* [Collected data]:
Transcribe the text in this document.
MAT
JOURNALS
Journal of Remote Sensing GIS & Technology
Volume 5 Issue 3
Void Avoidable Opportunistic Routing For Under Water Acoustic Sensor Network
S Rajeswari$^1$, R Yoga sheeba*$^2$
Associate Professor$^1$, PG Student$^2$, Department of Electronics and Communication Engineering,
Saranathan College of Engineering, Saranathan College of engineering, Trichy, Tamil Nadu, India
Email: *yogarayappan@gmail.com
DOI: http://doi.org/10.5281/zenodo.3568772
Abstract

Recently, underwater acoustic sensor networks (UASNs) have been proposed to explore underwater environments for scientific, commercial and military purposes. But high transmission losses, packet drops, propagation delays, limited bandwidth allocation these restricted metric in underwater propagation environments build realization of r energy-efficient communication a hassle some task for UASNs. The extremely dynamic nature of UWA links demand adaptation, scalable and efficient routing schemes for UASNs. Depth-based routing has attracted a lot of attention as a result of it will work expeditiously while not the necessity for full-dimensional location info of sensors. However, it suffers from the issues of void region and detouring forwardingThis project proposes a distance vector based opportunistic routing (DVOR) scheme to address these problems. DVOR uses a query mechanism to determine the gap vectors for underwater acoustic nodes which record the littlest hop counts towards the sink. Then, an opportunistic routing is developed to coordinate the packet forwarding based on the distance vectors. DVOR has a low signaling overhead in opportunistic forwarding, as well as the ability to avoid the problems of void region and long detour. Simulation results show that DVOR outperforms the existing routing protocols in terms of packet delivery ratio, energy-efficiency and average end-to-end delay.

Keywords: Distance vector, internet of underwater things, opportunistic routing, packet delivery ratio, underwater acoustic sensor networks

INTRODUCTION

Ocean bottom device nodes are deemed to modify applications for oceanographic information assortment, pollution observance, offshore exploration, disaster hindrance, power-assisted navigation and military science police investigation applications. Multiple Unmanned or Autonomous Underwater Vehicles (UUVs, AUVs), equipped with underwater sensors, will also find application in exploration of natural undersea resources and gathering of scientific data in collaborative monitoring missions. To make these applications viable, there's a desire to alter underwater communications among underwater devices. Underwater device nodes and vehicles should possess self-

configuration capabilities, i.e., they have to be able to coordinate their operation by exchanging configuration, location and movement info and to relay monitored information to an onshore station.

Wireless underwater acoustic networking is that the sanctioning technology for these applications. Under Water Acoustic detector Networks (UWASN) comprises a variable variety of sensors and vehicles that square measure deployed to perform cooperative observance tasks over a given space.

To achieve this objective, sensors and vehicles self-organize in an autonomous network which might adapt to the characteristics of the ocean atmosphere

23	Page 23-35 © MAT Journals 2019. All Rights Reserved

* [WHAT TO PRODUCE]:
Search the listing above for the string "observance". Copy every line that contains it.

* [OUTPUT FOR THIS EXERCISE]:
Ocean bottom device nodes are deemed to modify applications for oceanographic information assortment, pollution observance, offshore exploration, disaster hindrance, power-assisted navigation and military science police investigation applications. Multiple Unmanned or Autonomous Underwater Vehicles (UUVs, AUVs), equipped with underwater sensors, will also find application in exploration of natural undersea resources and gathering of scientific data in collaborative monitoring missions. To make these applications viable, there's a desire to alter underwater communications among underwater devices. Underwater device nodes and vehicles should possess self-
Wireless underwater acoustic networking is that the sanctioning technology for these applications. Under Water Acoustic detector Networks (UWASN) comprises a variable variety of sensors and vehicles that square measure deployed to perform cooperative observance tasks over a given space.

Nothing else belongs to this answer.